给定文本:
"""

我在代码里实现了两种encoder,DAN(deep averaging network) 和 BiLSTM with max pooling。 实现后者是因为其作为encoder表现最优,实现DAN仅仅是因为它简单,可以做一个基线算法。

def bilstm_as_encoder(sent_padded_as_tensor, word_embeddings,
layer_size, hidden_size=100, sent_length=50, embedding_size=300):
    embed_input = tf.nn.embedding_lookup(word_embeddings,
sent_padded_as_tensor)
    print("sent_padded_as_tensor: "+str(sent_padded_as_tensor))
    print("embed_input: "+str(embed_input))

    cell_fw = tf.nn.rnn_cell.LSTMCell(hidden_size)
    print('build fw cell: '+str(cell_fw))
    cell_bw = tf.nn.rnn_cell.LSTMCell(hidden_size)
    print('build bw cell: '+str(cell_bw))

    rnn_outputs, _ = tf.nn.bidirectional_dynamic_rnn(cell_fw, cell_bw,
inputs=embed_input, dtype=tf.float32)
    print('rnn outputs: '+str(rnn_outputs))

    concatenated_rnn_outputs = tf.concat(rnn_outputs, 2)

"""

文档结构识别数据
"""

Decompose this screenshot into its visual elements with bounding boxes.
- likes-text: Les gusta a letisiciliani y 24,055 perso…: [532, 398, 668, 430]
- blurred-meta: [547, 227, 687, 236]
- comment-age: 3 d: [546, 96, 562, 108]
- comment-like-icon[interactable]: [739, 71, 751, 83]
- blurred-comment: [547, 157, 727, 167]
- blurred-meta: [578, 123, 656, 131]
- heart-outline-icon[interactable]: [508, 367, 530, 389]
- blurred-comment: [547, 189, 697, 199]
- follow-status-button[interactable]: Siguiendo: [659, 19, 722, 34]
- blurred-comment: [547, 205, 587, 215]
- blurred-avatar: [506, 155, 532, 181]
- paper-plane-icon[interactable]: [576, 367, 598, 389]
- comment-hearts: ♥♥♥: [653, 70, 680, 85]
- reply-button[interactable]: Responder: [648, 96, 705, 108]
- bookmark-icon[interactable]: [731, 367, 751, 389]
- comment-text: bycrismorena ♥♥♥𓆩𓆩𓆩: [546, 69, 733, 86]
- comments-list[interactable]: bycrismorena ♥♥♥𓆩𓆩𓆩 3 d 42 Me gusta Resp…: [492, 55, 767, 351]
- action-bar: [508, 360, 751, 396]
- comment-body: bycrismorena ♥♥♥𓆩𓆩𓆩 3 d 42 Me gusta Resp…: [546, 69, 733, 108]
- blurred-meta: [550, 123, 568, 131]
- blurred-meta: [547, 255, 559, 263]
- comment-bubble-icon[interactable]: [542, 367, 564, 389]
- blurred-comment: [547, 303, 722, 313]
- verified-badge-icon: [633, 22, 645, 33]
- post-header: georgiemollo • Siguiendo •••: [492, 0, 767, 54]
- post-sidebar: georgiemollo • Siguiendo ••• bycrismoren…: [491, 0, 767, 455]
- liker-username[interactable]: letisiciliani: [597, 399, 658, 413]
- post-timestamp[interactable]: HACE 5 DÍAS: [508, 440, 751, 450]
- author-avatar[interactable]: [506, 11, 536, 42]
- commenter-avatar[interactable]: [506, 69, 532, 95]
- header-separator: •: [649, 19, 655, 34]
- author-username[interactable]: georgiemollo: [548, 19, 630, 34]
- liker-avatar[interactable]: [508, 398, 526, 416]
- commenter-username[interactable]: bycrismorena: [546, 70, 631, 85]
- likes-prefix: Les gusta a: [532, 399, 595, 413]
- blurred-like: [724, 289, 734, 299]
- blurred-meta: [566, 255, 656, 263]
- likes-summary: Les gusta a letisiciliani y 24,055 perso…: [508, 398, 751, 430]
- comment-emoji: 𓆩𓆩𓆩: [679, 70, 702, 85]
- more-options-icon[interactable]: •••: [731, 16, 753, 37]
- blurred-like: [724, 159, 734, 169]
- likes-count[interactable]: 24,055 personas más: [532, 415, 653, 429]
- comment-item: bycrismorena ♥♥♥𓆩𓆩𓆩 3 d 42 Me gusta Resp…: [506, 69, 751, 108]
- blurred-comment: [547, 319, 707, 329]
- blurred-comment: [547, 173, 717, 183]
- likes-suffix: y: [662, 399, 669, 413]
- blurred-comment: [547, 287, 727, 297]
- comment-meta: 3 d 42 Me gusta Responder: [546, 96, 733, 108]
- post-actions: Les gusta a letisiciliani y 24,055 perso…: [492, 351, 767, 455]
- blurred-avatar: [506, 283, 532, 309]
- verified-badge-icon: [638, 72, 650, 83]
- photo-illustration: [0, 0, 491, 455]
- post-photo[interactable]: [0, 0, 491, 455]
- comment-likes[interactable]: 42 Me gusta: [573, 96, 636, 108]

"""

从讲 encoder 代码实现的那段文字最后一行之后接着往下写。

    print('concatenated rnn outputs: '+str(concatenated_rnn_outputs))

    max_pooled = tf.layers.max_pooling1d(concatenated_rnn_outputs,
sent_length, strides=1)
    print('max_pooled: '+str(max_pooled))

    max_pooled_formated = tf.reshape(max_pooled, [-1, 2*hidden_size])
    print('max_pooled_formated: '+str(max_pooled_formated))

    w1 = tf.get_variable(name="w1", dtype=tf.float32,
shape=[2*hidden_size, layer_size[0]])
    b1 = tf.get_variable(name="b1", dtype=tf.float32,
shape=[layer_size[0]])
    encoded = tf.matmul(max_pooled_formated, w1) + b1

    return encoded

以上是BiLSTM with max pooling的encoder实现。BiLSTM的问题是速度比较慢,想提高一点速度也很简单,直接把cell_fw和cell_bw给换成GRU就行了。我试过,速度提高了而且精度差距也不大。这里word_embeddings用的是论文用到的840B token训练出的300维GloVe vectors。LSTM cell的hidden size我用的是100,应该说还可以再取大一点的值,因为资源的限制,我只能委曲求全。对于有资源的同学强烈建议实验更大的hidden vectors。代码里的layer_size是最终输出的encoded sentence的维度,我在实验中用了论文建议的512。

def build_graph(
    inputs1,
    inputs2,
    emb_matrix,
    encoder,
    embedding_size = 300,
    layer_size = None,
    nclasses = 3
    ):

    print(" input1 shape: "+str(inputs1.shape))
    print(" input2 shape: "+str(inputs2.shape))

  #  reuse_var = None 
   # reuse_encoder_var = None 
    word_embeddings = tf.convert_to_tensor(emb_matrix, np.float32)
    print("word_embeddings shape: "+str(word_embeddings.shape))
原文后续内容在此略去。